INSTRUCTION: Go through the lines below. Copy those with "PTEN".

DATA IN THIS EXERCISE:

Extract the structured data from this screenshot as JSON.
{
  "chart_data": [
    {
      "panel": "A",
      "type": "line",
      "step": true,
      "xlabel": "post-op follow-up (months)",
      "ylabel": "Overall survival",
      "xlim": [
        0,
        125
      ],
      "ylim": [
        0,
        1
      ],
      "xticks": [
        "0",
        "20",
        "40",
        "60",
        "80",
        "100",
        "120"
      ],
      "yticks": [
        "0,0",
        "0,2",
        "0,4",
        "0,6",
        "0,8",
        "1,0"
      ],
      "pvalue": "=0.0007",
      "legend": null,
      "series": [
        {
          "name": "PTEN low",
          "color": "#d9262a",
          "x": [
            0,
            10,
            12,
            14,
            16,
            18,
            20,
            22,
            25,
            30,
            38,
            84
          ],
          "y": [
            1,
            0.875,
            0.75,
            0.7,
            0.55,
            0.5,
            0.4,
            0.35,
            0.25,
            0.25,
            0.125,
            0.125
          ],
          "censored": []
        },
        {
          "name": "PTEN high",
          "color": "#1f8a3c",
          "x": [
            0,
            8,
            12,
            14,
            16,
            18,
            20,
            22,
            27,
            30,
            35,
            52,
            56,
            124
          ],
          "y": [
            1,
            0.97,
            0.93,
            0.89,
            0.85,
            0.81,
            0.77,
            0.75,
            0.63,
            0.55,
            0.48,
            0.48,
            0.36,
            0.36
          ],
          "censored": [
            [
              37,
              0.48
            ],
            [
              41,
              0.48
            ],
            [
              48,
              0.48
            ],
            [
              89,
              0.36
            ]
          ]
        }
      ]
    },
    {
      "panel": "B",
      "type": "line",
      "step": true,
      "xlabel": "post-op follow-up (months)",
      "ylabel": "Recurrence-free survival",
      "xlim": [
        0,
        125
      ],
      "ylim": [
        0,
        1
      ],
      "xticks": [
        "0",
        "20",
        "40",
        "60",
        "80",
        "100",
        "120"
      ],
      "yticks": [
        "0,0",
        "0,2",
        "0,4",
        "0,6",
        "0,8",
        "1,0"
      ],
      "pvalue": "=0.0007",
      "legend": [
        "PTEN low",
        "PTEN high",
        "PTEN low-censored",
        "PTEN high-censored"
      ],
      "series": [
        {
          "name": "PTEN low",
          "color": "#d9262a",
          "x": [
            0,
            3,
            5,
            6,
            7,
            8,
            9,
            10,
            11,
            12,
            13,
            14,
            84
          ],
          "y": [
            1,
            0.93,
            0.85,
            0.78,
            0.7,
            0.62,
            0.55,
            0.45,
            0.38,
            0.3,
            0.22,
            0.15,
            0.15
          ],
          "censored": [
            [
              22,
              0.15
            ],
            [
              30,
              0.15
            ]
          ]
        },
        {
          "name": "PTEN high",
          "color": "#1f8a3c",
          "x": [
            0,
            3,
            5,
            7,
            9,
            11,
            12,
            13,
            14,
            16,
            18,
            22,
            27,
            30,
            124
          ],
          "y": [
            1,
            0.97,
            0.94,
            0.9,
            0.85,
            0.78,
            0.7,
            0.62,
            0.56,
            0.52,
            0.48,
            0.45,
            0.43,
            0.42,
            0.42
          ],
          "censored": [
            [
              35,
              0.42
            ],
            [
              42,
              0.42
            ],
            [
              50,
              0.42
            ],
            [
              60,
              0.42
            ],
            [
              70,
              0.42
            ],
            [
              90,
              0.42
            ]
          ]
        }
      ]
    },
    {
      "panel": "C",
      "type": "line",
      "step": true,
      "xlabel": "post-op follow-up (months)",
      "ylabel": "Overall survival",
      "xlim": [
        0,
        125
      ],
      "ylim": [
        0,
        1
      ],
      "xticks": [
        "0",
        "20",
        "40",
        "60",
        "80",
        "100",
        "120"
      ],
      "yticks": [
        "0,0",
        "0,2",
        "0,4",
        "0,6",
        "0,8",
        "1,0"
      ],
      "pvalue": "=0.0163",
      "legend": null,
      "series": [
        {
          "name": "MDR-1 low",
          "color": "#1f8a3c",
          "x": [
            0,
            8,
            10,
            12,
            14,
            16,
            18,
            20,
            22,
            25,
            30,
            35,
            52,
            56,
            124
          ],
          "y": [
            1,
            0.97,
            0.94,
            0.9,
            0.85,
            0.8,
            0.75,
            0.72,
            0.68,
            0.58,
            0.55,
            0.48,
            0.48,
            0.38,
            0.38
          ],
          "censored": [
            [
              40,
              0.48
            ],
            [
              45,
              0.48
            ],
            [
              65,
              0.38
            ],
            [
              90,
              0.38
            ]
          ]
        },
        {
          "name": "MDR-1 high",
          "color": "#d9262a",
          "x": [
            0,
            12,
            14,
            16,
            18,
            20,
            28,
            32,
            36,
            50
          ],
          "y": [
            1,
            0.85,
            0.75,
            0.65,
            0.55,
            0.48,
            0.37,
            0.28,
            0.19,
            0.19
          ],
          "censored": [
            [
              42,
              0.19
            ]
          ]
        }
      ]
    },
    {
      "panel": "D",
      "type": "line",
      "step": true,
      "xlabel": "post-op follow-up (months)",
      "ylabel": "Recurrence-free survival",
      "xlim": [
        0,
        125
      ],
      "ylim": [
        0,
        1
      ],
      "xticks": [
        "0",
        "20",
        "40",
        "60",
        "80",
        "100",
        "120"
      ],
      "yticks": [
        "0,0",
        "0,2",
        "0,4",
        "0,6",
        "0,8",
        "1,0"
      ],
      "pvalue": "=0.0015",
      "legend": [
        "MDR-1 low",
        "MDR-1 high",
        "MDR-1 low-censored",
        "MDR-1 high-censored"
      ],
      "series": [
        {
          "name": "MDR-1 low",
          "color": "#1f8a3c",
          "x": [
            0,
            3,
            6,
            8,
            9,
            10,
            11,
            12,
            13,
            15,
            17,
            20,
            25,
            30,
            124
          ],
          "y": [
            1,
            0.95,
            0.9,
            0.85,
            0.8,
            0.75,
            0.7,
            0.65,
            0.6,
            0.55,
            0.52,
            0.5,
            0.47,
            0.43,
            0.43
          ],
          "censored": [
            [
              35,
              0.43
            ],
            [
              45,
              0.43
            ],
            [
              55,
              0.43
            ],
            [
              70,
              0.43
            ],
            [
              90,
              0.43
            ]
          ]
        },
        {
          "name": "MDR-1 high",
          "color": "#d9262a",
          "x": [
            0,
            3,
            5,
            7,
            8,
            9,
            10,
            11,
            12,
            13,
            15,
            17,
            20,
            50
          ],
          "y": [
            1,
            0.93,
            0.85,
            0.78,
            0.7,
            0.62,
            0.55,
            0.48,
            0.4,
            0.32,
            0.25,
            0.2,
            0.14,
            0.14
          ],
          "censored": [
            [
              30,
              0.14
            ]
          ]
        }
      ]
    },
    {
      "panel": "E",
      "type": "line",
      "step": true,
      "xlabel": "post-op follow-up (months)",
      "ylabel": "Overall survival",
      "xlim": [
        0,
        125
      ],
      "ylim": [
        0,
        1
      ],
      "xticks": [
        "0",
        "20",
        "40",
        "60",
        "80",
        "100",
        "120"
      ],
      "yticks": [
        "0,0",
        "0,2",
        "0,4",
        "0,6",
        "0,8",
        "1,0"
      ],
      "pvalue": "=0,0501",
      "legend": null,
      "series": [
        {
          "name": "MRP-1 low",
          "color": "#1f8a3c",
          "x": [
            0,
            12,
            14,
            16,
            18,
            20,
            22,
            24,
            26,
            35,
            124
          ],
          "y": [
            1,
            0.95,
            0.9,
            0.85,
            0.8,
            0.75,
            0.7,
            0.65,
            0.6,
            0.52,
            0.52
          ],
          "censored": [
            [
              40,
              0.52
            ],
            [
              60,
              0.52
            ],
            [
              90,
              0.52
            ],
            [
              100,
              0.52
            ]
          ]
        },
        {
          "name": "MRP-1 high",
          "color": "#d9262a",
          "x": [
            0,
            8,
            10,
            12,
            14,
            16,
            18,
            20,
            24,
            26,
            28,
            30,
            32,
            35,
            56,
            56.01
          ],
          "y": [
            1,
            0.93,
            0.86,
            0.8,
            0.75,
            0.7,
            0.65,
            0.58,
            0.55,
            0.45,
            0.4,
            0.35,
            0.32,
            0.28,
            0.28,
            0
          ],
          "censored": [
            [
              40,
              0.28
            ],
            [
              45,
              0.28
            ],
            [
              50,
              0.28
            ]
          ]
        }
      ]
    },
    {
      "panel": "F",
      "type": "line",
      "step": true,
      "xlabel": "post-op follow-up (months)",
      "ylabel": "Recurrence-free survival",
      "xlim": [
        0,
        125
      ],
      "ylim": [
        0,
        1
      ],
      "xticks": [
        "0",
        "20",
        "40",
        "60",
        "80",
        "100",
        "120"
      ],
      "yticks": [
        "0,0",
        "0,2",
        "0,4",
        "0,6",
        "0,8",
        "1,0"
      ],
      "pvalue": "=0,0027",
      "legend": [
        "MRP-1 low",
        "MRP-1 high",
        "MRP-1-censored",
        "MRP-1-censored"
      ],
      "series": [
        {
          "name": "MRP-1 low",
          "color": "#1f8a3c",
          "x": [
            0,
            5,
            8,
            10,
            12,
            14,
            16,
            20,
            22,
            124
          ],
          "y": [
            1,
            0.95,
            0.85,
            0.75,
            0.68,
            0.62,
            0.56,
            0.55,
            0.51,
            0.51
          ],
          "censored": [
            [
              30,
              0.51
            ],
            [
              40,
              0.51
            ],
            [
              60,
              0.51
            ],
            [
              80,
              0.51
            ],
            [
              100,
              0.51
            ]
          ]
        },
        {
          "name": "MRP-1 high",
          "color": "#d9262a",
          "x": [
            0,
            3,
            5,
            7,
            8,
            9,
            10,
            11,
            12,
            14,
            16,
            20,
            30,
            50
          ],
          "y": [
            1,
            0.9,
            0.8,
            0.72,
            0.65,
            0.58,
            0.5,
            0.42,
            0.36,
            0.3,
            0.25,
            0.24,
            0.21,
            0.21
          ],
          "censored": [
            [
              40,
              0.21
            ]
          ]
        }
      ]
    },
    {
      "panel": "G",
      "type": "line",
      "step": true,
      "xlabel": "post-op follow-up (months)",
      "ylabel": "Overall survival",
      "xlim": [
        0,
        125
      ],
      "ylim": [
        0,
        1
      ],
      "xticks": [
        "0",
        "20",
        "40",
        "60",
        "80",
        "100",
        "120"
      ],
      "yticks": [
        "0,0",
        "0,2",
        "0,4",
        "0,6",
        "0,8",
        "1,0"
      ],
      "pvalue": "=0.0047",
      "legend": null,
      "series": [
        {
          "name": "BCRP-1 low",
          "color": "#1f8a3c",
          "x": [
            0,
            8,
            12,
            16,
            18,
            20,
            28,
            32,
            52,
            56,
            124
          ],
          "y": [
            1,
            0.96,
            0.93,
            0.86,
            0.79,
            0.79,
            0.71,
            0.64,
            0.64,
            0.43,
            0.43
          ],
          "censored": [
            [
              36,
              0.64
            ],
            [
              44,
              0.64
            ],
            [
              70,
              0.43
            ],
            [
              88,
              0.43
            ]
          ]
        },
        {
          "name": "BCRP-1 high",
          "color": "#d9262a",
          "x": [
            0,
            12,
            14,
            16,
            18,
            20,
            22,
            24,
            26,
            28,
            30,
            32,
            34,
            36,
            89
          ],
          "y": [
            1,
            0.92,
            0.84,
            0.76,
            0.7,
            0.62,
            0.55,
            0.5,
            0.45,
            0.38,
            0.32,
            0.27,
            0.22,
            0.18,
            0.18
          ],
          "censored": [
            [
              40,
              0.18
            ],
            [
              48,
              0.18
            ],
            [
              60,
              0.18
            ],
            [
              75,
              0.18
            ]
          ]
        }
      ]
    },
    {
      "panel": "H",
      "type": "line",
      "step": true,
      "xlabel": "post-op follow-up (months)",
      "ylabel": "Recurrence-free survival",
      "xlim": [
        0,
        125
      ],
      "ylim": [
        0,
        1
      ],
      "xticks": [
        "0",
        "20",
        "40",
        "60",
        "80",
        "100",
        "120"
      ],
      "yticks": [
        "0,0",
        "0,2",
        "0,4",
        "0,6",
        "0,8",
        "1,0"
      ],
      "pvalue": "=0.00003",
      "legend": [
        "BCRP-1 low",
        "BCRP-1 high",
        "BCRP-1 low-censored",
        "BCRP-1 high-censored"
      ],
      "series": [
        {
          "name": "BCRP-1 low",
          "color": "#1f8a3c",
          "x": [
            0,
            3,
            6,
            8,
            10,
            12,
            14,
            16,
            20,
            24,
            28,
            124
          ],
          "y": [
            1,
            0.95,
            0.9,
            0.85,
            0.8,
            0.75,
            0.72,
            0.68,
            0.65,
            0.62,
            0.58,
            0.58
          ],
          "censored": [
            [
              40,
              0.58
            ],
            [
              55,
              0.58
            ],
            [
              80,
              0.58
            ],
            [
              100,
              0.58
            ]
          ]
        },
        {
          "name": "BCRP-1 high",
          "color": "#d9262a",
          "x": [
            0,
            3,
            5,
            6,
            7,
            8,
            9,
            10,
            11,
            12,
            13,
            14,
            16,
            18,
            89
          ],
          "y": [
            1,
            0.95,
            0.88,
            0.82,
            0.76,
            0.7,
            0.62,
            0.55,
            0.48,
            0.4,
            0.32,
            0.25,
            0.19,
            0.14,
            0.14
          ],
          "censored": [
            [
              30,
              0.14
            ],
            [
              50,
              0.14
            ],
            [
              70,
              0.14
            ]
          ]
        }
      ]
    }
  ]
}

SOLUTION TO THIS EXERCISE:
          "name": "PTEN low",
          "name": "PTEN high",
        "PTEN low",
        "PTEN high",
        "PTEN low-censored",
        "PTEN high-censored"
          "name": "PTEN low",
          "name": "PTEN high",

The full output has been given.